Saved entries
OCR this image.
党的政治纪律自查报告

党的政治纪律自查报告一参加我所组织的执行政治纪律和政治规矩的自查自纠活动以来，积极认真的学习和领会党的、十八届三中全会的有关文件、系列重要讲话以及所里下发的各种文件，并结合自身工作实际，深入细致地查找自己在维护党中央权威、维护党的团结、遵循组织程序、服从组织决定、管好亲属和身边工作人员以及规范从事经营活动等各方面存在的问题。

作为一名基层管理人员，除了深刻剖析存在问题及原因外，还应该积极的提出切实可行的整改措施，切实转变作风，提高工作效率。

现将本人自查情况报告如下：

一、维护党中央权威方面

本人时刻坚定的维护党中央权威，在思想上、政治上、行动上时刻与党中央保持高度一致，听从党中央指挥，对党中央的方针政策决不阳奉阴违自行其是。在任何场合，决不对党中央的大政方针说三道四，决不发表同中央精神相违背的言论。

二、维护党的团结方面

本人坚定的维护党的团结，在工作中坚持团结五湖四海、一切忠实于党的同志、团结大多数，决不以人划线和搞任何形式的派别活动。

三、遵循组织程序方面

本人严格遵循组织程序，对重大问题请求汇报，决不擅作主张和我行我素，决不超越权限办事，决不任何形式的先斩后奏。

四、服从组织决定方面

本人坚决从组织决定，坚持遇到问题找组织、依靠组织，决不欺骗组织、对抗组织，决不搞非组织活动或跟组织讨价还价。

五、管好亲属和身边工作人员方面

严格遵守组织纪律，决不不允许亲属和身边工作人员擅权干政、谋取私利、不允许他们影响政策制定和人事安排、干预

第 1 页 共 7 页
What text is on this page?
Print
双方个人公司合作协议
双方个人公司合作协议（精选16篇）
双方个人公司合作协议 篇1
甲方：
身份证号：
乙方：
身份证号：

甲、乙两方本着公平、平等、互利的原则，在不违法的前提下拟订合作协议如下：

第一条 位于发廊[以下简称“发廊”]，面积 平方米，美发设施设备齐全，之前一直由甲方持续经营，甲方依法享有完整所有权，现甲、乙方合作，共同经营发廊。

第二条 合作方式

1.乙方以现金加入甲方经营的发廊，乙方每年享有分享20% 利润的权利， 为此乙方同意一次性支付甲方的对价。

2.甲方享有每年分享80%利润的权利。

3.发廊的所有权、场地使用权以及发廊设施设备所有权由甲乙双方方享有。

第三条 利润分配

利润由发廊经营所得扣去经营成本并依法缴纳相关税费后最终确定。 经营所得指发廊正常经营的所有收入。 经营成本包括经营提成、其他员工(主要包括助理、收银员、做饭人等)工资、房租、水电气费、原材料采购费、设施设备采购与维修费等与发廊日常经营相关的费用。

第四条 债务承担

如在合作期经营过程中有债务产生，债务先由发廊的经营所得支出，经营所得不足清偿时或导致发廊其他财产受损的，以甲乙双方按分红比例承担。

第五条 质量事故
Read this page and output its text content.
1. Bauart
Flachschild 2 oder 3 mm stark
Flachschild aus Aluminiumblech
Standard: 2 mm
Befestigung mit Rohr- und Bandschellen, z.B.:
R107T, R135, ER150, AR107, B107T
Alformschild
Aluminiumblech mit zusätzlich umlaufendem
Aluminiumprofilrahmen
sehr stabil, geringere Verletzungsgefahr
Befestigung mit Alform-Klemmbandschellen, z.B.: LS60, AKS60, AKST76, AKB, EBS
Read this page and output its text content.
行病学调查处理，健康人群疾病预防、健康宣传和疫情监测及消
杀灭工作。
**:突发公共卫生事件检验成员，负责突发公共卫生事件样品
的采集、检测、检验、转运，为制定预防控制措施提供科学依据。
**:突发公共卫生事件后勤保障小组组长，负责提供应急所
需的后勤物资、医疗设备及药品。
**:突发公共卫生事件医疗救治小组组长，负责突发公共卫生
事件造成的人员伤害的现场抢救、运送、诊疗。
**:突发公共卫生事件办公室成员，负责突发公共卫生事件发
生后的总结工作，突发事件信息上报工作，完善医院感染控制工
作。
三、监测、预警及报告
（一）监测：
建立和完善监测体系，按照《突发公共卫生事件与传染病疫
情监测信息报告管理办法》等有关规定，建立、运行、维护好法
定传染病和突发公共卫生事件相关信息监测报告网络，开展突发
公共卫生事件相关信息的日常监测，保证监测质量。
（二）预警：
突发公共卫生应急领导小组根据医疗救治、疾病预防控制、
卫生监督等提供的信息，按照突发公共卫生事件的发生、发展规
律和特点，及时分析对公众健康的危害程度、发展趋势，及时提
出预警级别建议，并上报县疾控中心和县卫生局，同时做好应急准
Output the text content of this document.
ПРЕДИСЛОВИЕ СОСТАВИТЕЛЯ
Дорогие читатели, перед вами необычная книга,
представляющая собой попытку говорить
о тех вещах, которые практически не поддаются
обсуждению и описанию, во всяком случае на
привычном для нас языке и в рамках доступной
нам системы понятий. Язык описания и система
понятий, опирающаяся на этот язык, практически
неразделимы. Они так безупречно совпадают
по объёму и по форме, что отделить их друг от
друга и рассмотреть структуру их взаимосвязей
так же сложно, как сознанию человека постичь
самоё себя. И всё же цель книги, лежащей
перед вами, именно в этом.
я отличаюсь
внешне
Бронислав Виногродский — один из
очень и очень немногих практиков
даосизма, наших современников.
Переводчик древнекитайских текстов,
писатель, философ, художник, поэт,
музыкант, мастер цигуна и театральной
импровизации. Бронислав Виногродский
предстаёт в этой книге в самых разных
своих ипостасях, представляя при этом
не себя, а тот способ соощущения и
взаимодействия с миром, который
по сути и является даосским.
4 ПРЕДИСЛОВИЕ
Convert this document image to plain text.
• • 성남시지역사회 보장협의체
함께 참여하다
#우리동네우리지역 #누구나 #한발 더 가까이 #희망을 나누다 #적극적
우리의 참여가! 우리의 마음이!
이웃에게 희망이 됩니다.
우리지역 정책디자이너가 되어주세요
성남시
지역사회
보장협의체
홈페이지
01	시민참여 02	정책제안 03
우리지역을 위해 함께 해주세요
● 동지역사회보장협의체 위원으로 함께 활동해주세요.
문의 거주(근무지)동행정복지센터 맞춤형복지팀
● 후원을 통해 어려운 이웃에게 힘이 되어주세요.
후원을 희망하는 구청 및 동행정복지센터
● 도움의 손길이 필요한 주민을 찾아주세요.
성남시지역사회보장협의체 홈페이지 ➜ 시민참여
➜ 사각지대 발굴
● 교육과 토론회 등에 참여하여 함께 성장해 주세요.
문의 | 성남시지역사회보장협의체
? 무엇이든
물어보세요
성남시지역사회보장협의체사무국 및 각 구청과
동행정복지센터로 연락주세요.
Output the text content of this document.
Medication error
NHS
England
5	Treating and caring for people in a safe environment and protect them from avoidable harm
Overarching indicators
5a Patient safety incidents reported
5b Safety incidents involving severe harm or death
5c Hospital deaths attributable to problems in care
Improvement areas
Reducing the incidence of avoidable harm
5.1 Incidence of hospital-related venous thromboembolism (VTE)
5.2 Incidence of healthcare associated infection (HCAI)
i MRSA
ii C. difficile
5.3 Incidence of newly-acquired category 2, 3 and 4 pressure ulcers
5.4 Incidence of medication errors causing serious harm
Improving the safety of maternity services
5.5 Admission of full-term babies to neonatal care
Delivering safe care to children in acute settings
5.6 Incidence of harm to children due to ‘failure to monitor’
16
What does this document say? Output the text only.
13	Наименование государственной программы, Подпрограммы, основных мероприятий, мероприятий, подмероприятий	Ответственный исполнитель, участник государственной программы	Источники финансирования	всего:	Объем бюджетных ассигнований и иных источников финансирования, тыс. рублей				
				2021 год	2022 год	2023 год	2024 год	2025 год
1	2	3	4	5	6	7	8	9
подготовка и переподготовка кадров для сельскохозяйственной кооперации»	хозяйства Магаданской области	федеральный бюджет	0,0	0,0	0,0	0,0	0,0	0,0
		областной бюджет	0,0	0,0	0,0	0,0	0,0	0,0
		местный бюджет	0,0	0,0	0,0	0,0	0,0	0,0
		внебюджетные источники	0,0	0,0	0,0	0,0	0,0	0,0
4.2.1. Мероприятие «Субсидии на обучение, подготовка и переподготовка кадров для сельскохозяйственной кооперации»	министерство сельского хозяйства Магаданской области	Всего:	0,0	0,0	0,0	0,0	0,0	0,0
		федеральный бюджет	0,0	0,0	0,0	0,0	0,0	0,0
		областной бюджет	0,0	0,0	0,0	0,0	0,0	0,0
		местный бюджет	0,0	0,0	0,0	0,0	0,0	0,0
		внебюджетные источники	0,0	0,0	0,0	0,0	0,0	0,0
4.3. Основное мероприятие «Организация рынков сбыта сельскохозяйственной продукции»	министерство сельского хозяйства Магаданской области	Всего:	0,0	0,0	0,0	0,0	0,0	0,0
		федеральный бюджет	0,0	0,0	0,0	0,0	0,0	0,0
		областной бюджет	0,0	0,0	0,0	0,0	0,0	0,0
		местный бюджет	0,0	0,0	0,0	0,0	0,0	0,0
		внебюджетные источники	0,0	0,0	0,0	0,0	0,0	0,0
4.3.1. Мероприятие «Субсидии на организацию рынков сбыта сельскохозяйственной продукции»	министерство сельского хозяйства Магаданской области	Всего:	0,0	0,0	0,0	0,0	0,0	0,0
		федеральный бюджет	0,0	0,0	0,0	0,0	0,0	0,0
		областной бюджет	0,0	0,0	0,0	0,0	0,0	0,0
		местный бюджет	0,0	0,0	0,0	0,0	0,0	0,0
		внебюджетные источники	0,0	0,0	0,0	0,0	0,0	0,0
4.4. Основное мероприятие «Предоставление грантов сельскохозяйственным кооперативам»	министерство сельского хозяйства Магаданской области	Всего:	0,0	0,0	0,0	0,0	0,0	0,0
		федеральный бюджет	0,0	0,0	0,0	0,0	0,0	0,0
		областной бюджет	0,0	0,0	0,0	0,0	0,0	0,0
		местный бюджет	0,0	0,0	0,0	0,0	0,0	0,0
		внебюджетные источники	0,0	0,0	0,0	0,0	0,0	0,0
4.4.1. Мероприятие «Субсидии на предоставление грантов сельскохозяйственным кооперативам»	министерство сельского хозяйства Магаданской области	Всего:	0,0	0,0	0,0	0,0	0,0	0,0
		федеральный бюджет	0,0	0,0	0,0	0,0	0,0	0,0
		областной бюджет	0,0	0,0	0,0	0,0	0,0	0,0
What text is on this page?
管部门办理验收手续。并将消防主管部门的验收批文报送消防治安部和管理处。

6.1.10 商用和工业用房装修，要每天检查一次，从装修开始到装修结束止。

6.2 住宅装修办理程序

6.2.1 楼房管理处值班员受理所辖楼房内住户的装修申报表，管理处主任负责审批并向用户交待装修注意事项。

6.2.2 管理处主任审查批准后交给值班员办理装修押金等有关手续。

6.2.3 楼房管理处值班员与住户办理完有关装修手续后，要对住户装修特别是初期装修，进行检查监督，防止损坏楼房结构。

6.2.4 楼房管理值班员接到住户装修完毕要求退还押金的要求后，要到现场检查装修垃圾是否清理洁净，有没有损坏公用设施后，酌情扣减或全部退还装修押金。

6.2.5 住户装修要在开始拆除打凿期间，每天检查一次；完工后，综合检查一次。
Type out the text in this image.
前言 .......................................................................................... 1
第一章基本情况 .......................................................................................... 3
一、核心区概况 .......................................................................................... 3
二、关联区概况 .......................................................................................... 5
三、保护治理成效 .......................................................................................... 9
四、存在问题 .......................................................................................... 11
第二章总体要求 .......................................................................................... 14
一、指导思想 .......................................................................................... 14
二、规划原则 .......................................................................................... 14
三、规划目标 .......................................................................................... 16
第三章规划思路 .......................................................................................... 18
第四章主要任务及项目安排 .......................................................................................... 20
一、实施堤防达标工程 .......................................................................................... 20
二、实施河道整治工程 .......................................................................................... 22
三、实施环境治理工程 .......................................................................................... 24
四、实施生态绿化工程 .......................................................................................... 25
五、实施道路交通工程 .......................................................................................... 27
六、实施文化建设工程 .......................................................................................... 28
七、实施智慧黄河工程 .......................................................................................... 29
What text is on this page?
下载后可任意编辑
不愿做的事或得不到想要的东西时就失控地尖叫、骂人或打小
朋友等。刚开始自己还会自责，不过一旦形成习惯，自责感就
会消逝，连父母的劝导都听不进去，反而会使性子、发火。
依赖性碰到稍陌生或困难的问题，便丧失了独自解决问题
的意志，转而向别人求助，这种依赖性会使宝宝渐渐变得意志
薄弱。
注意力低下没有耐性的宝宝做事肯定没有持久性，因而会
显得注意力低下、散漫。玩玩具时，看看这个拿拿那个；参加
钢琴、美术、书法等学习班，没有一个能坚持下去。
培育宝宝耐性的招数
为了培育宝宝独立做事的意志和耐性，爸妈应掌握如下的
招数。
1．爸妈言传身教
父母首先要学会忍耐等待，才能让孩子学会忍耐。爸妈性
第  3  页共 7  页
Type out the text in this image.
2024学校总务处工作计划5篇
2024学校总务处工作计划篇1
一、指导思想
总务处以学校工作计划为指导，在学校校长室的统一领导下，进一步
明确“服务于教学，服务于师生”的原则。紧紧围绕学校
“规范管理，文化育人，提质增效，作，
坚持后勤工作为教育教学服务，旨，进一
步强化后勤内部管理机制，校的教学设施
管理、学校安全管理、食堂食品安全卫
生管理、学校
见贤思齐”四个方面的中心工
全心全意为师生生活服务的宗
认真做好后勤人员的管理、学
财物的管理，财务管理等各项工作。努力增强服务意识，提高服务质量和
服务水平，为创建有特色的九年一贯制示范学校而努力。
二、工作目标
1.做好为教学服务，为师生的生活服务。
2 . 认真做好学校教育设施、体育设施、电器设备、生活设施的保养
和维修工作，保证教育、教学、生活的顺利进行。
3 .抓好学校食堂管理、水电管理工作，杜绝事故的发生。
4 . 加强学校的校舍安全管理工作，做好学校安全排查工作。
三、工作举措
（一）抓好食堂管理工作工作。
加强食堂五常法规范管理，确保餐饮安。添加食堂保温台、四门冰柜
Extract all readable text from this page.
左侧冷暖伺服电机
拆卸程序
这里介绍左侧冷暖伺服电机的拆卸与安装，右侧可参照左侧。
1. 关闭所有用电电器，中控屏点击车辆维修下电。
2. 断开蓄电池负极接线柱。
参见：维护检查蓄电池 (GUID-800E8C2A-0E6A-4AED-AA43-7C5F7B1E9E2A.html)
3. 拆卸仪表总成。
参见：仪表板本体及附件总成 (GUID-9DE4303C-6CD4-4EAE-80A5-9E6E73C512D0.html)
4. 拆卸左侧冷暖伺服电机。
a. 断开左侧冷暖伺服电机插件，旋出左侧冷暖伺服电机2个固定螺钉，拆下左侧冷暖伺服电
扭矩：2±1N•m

§ REQUIREMENT:
Of the lines above, copy each that contains "этом".

§ EXERCISE SOLUTION:
перед вами, именно в этом.
своих ипостасях, представляя при этом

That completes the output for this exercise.